TASK DIRECTIONS. Identify all lines below that hold "يقال" and collect them.

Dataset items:

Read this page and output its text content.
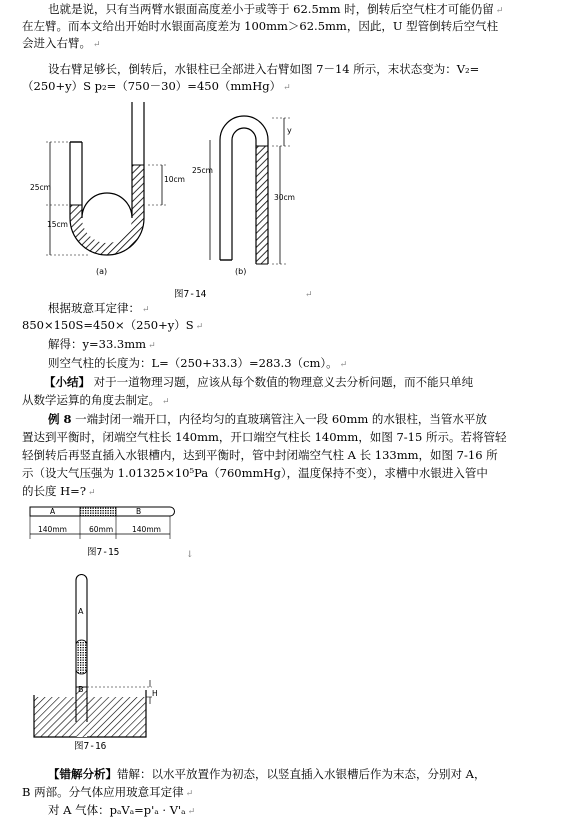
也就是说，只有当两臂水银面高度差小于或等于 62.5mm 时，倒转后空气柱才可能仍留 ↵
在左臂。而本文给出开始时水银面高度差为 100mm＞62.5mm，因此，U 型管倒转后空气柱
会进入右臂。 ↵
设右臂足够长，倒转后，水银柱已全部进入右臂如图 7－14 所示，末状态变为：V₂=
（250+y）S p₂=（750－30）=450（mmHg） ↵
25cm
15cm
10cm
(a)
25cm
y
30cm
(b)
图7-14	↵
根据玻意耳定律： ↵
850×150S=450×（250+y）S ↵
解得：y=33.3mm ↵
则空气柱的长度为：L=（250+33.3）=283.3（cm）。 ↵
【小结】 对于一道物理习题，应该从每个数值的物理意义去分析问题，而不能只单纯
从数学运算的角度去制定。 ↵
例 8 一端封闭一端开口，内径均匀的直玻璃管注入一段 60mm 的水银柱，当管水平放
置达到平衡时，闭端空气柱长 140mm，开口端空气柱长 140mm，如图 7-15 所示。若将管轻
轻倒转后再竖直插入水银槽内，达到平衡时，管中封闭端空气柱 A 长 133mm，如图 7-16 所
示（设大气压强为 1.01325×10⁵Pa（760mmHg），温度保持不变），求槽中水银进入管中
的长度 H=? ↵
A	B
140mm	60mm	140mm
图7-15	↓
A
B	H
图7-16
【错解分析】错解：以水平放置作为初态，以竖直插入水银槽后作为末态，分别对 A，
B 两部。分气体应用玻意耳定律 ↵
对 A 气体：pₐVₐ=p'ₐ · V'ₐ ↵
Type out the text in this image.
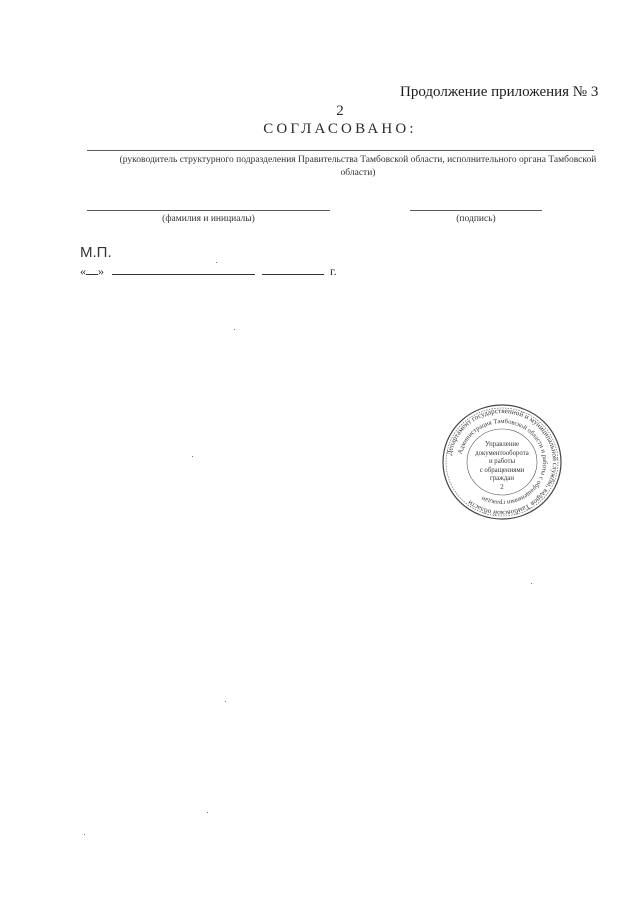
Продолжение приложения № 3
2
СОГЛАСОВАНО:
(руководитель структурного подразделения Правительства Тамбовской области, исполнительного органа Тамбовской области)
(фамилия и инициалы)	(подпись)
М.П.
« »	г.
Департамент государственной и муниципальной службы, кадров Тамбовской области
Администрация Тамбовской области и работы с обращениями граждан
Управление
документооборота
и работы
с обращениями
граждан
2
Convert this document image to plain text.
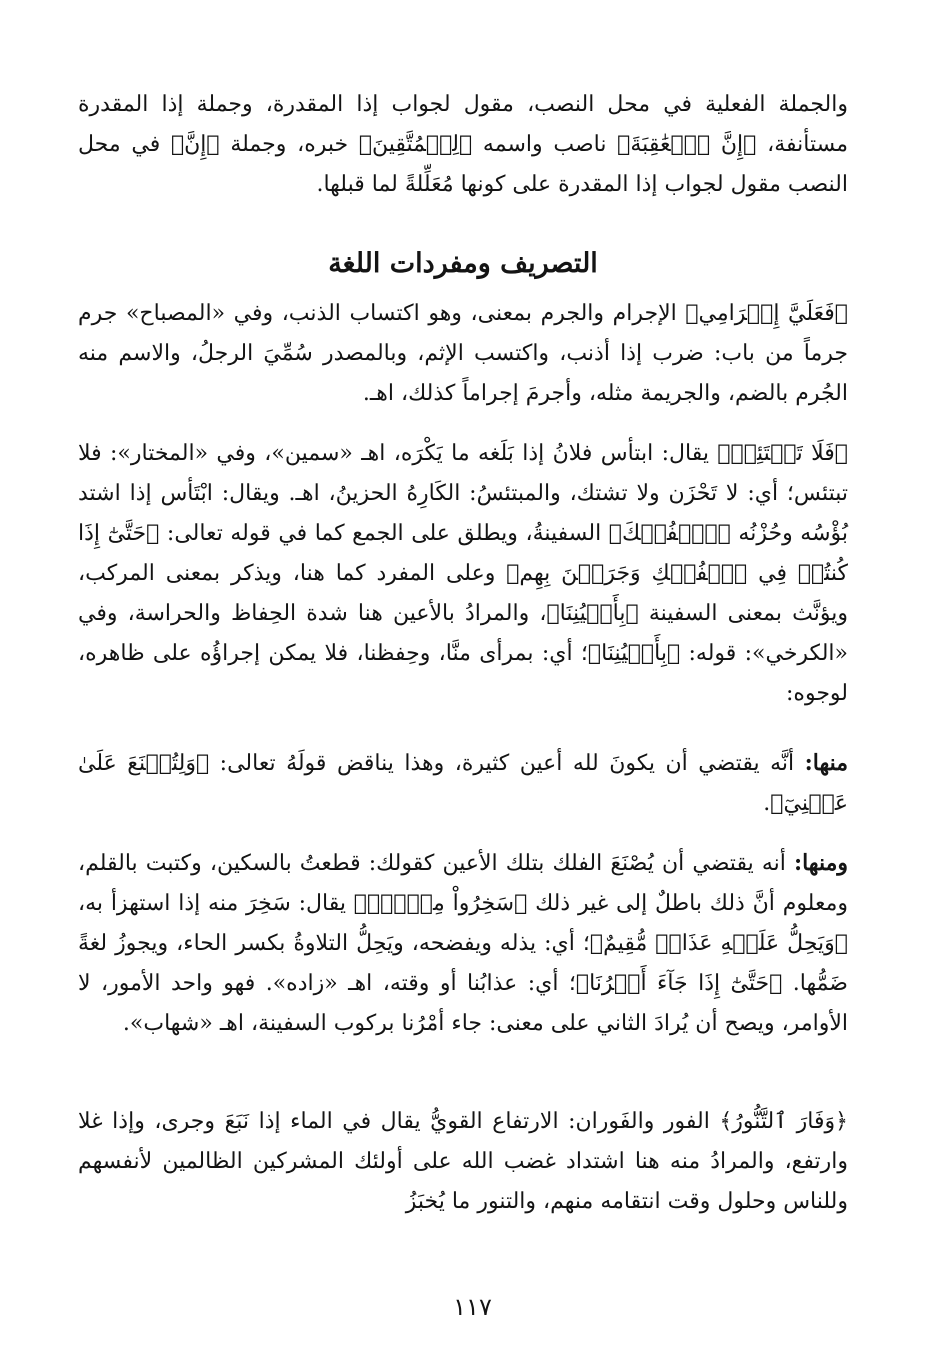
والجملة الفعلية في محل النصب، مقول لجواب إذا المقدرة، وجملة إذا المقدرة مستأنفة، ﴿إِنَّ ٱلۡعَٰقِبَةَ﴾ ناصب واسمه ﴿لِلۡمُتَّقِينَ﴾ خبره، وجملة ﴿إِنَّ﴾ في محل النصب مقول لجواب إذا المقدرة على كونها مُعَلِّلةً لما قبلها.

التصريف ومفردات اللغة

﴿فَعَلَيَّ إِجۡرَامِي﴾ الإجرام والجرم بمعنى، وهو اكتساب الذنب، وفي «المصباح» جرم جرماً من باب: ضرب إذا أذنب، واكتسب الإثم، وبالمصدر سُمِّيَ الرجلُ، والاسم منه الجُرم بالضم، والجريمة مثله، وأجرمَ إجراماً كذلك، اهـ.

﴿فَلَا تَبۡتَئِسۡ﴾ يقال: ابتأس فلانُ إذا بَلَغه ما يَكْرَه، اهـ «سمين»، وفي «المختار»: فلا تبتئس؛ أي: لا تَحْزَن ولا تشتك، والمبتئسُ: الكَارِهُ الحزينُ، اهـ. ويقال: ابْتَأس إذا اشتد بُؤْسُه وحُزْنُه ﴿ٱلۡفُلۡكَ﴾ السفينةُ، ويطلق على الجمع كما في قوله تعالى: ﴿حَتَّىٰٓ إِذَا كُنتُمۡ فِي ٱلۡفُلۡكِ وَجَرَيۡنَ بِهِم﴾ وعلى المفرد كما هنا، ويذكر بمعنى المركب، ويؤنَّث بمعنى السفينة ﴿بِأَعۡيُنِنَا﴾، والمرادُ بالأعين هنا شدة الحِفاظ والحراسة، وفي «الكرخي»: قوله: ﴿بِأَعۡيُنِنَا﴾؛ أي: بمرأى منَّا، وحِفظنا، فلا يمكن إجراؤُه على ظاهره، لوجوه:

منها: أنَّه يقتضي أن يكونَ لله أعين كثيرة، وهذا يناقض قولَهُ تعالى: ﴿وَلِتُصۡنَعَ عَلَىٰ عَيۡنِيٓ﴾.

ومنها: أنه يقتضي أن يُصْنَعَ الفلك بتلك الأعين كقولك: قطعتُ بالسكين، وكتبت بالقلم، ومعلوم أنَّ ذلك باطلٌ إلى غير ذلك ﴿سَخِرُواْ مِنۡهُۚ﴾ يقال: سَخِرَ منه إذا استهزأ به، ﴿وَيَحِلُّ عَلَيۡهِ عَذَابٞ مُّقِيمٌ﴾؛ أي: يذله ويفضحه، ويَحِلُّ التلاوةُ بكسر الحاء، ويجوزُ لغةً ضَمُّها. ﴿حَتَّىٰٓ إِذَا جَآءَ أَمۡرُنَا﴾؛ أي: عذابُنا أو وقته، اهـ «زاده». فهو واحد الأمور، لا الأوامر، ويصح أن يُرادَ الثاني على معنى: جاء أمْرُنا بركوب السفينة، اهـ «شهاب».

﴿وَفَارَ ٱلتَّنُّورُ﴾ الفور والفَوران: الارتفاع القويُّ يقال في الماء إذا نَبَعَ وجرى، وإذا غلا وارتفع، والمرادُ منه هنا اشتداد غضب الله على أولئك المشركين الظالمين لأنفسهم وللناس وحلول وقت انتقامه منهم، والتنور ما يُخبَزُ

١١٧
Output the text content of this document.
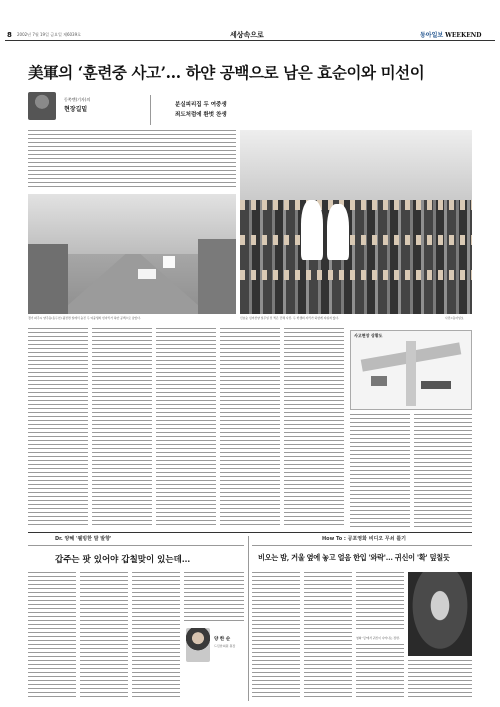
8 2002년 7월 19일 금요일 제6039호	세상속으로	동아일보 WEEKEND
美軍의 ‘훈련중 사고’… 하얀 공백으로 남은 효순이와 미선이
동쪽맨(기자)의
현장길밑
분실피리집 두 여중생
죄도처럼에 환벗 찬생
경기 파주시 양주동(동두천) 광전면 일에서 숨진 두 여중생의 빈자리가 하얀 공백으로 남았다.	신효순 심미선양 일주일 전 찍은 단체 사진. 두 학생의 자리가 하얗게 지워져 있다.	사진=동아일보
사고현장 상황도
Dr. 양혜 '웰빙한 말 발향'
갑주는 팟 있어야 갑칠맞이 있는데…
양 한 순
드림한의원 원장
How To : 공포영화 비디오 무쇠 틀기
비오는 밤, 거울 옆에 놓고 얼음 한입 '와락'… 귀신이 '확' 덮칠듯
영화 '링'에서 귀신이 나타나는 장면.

...

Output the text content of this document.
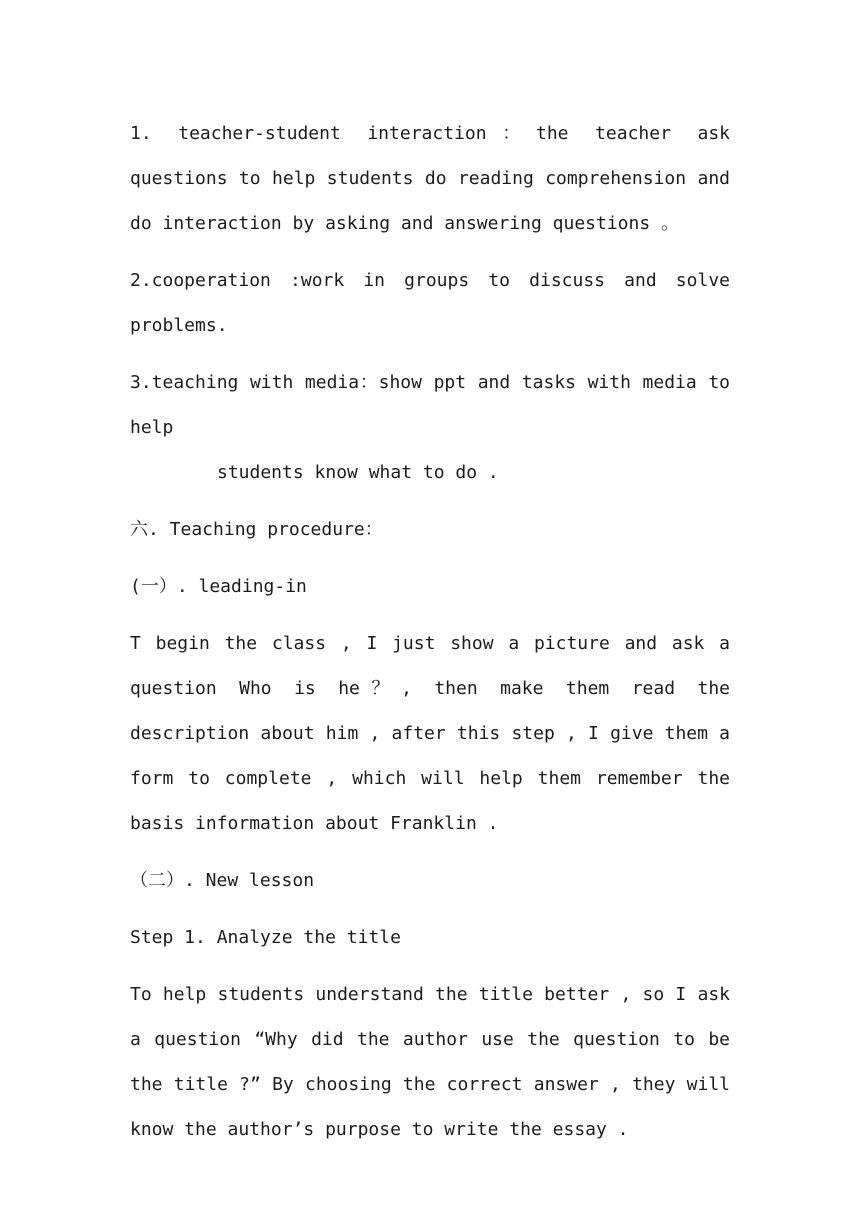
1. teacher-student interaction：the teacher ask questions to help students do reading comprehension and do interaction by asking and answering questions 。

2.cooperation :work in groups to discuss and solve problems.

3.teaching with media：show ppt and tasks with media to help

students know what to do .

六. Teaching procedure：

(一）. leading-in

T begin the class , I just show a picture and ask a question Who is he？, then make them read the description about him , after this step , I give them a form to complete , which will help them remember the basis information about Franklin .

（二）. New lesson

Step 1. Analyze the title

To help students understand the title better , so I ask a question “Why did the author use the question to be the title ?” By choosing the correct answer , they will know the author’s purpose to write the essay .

FINISHED EXERCISE.
﴿فَلَا تَبۡتَئِسۡ﴾ يقال: ابتأس فلانُ إذا بَلَغه ما يَكْرَه، اهـ «سمين»، وفي «المختار»: فلا تبتئس؛ أي: لا تَحْزَن ولا تشتك، والمبتئسُ: الكَارِهُ الحزينُ، اهـ. ويقال: ابْتَأس إذا اشتد بُؤْسُه وحُزْنُه ﴿ٱلۡفُلۡكَ﴾ السفينةُ، ويطلق على الجمع كما في قوله تعالى: ﴿حَتَّىٰٓ إِذَا كُنتُمۡ فِي ٱلۡفُلۡكِ وَجَرَيۡنَ بِهِم﴾ وعلى المفرد كما هنا، ويذكر بمعنى المركب، ويؤنَّث بمعنى السفينة ﴿بِأَعۡيُنِنَا﴾، والمرادُ بالأعين هنا شدة الحِفاظ والحراسة، وفي «الكرخي»: قوله: ﴿بِأَعۡيُنِنَا﴾؛ أي: بمرأى منَّا، وحِفظنا، فلا يمكن إجراؤُه على ظاهره، لوجوه:
ومنها: أنه يقتضي أن يُصْنَعَ الفلك بتلك الأعين كقولك: قطعتُ بالسكين، وكتبت بالقلم، ومعلوم أنَّ ذلك باطلٌ إلى غير ذلك ﴿سَخِرُواْ مِنۡهُۚ﴾ يقال: سَخِرَ منه إذا استهزأ به، ﴿وَيَحِلُّ عَلَيۡهِ عَذَابٞ مُّقِيمٌ﴾؛ أي: يذله ويفضحه، ويَحِلُّ التلاوةُ بكسر الحاء، ويجوزُ لغةً ضَمُّها. ﴿حَتَّىٰٓ إِذَا جَآءَ أَمۡرُنَا﴾؛ أي: عذابُنا أو وقته، اهـ «زاده». فهو واحد الأمور، لا الأوامر، ويصح أن يُرادَ الثاني على معنى: جاء أمْرُنا بركوب السفينة، اهـ «شهاب».
﴿وَفَارَ ٱلتَّنُّورُ﴾ الفور والفَوران: الارتفاع القويُّ يقال في الماء إذا نَبَعَ وجرى، وإذا غلا وارتفع، والمرادُ منه هنا اشتداد غضب الله على أولئك المشركين الظالمين لأنفسهم وللناس وحلول وقت انتقامه منهم، والتنور ما يُخبَزُ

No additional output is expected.